» Stated exercise
Gather all lines in the entries below that include the word "ROAD".

+++ Record set +++

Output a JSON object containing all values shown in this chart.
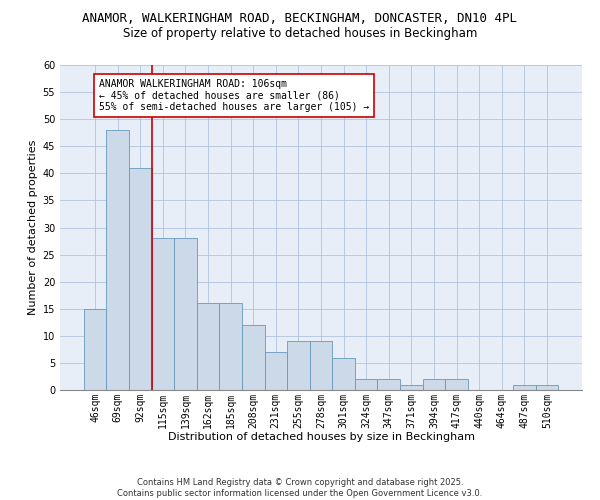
{
  "title_line1": "ANAMOR, WALKERINGHAM ROAD, BECKINGHAM, DONCASTER, DN10 4PL",
  "title_line2": "Size of property relative to detached houses in Beckingham",
  "xlabel": "Distribution of detached houses by size in Beckingham",
  "ylabel": "Number of detached properties",
  "bar_color": "#ccd9e8",
  "bar_edge_color": "#6699bb",
  "grid_color": "#b0c4de",
  "bg_color": "#e8eef8",
  "categories": [
    "46sqm",
    "69sqm",
    "92sqm",
    "115sqm",
    "139sqm",
    "162sqm",
    "185sqm",
    "208sqm",
    "231sqm",
    "255sqm",
    "278sqm",
    "301sqm",
    "324sqm",
    "347sqm",
    "371sqm",
    "394sqm",
    "417sqm",
    "440sqm",
    "464sqm",
    "487sqm",
    "510sqm"
  ],
  "values": [
    15,
    48,
    41,
    28,
    28,
    16,
    16,
    12,
    7,
    9,
    9,
    6,
    2,
    2,
    1,
    2,
    2,
    0,
    0,
    1,
    1
  ],
  "ylim": [
    0,
    60
  ],
  "yticks": [
    0,
    5,
    10,
    15,
    20,
    25,
    30,
    35,
    40,
    45,
    50,
    55,
    60
  ],
  "vline_color": "#cc0000",
  "vline_index": 2.5,
  "annotation_text": "ANAMOR WALKERINGHAM ROAD: 106sqm\n← 45% of detached houses are smaller (86)\n55% of semi-detached houses are larger (105) →",
  "annotation_box_color": "#ffffff",
  "annotation_border_color": "#cc0000",
  "footer_text": "Contains HM Land Registry data © Crown copyright and database right 2025.\nContains public sector information licensed under the Open Government Licence v3.0.",
  "title_fontsize": 9,
  "subtitle_fontsize": 8.5,
  "axis_label_fontsize": 8,
  "tick_fontsize": 7,
  "annotation_fontsize": 7,
  "footer_fontsize": 6
}
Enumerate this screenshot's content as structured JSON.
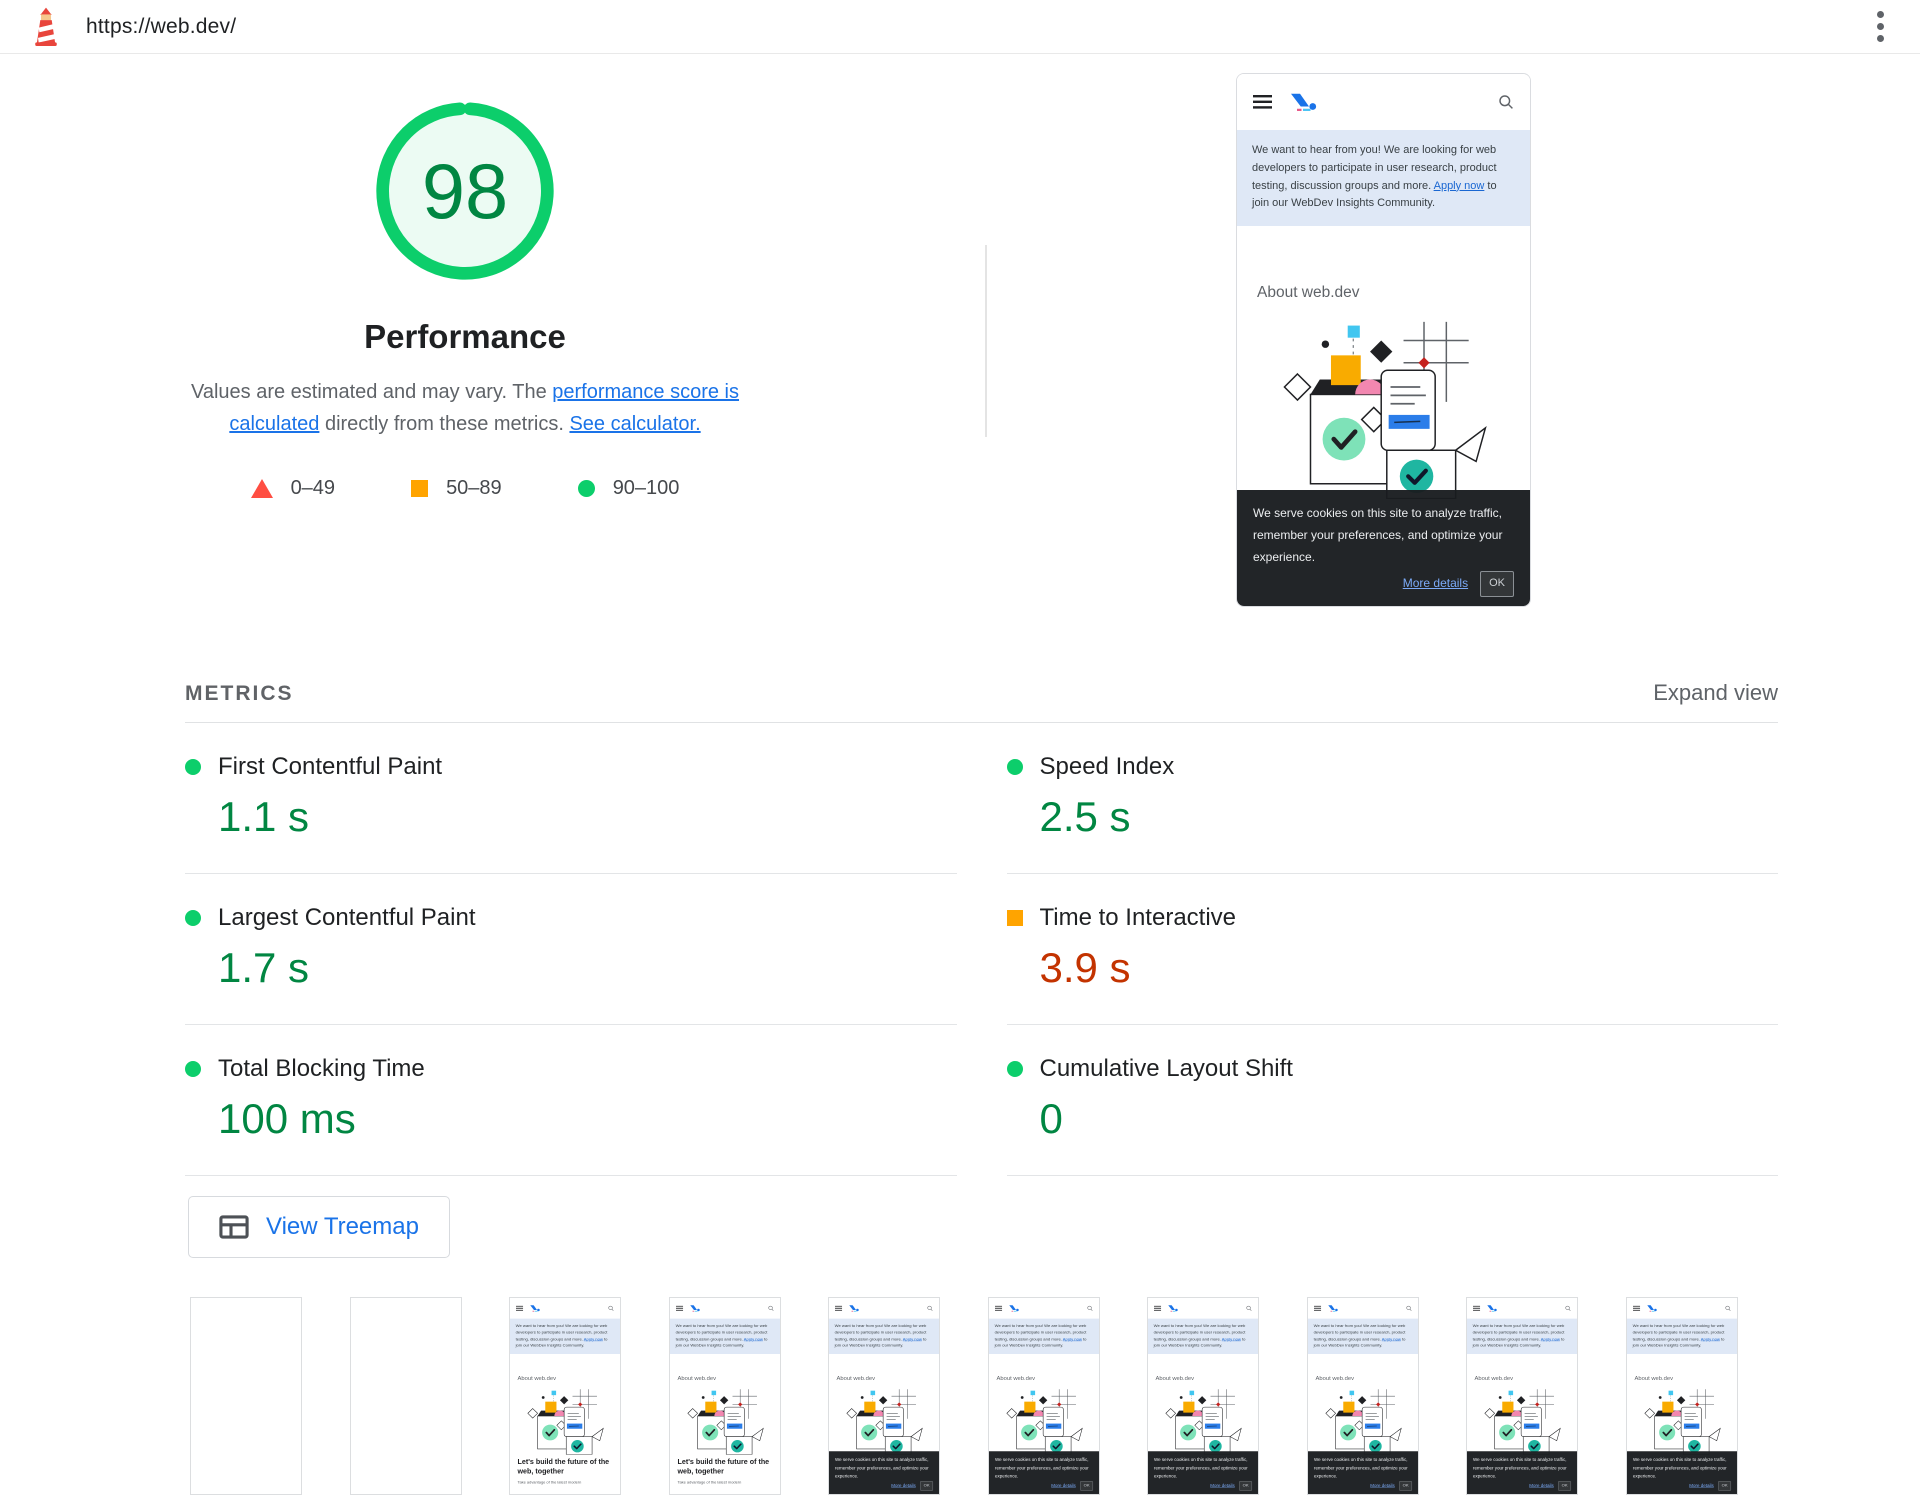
{
  "topbar": {
    "url": "https://web.dev/"
  },
  "score": {
    "value": "98",
    "title": "Performance",
    "desc_pre": "Values are estimated and may vary. The ",
    "desc_link1": "performance score is calculated",
    "desc_mid": " directly from these metrics. ",
    "desc_link2": "See calculator.",
    "legend": [
      {
        "shape": "triangle",
        "color": "#ff4e42",
        "label": "0–49"
      },
      {
        "shape": "square",
        "color": "#ffa400",
        "label": "50–89"
      },
      {
        "shape": "circle",
        "color": "#0cce6b",
        "label": "90–100"
      }
    ]
  },
  "metrics": {
    "heading": "METRICS",
    "expand_label": "Expand view",
    "items": [
      {
        "name": "First Contentful Paint",
        "value": "1.1 s",
        "rating": "pass"
      },
      {
        "name": "Speed Index",
        "value": "2.5 s",
        "rating": "pass"
      },
      {
        "name": "Largest Contentful Paint",
        "value": "1.7 s",
        "rating": "pass"
      },
      {
        "name": "Time to Interactive",
        "value": "3.9 s",
        "rating": "average"
      },
      {
        "name": "Total Blocking Time",
        "value": "100 ms",
        "rating": "pass"
      },
      {
        "name": "Cumulative Layout Shift",
        "value": "0",
        "rating": "pass"
      }
    ]
  },
  "treemap_button": {
    "label": "View Treemap"
  },
  "webpage": {
    "banner_pre": "We want to hear from you! We are looking for web developers to participate in user research, product testing, discussion groups and more. ",
    "banner_link": "Apply now",
    "banner_post": " to join our WebDev Insights Community.",
    "about_heading": "About web.dev",
    "hero_heading": "Let's build the future of the web, together",
    "hero_sub": "Take advantage of the latest modern",
    "cookie_text": "We serve cookies on this site to analyze traffic, remember your preferences, and optimize your experience.",
    "cookie_more": "More details",
    "cookie_ok": "OK"
  },
  "filmstrip": {
    "frames": [
      "blank",
      "blank",
      "page",
      "page",
      "cookie",
      "cookie",
      "cookie",
      "cookie",
      "cookie",
      "cookie"
    ]
  },
  "colors": {
    "accent_blue": "#1a73e8",
    "pass_icon": "#0cce6b",
    "pass_text": "#018642",
    "average_icon": "#ffa400",
    "average_text": "#c33300",
    "fail_icon": "#ff4e42"
  },
  "icons": [
    "lighthouse-icon",
    "kebab-menu-icon",
    "hamburger-icon",
    "webdev-logo-icon",
    "search-icon",
    "treemap-icon",
    "pass-circle-icon",
    "average-square-icon",
    "fail-triangle-icon"
  ]
}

+++

» Completed exercise
  "title_line1": "ANAMOR, WALKERINGHAM ROAD, BECKINGHAM, DONCASTER, DN10 4PL",
  "annotation_text": "ANAMOR WALKERINGHAM ROAD: 106sqm\n← 45% of detached houses are smaller (86)\n55% of semi-detached houses are larger (105) →",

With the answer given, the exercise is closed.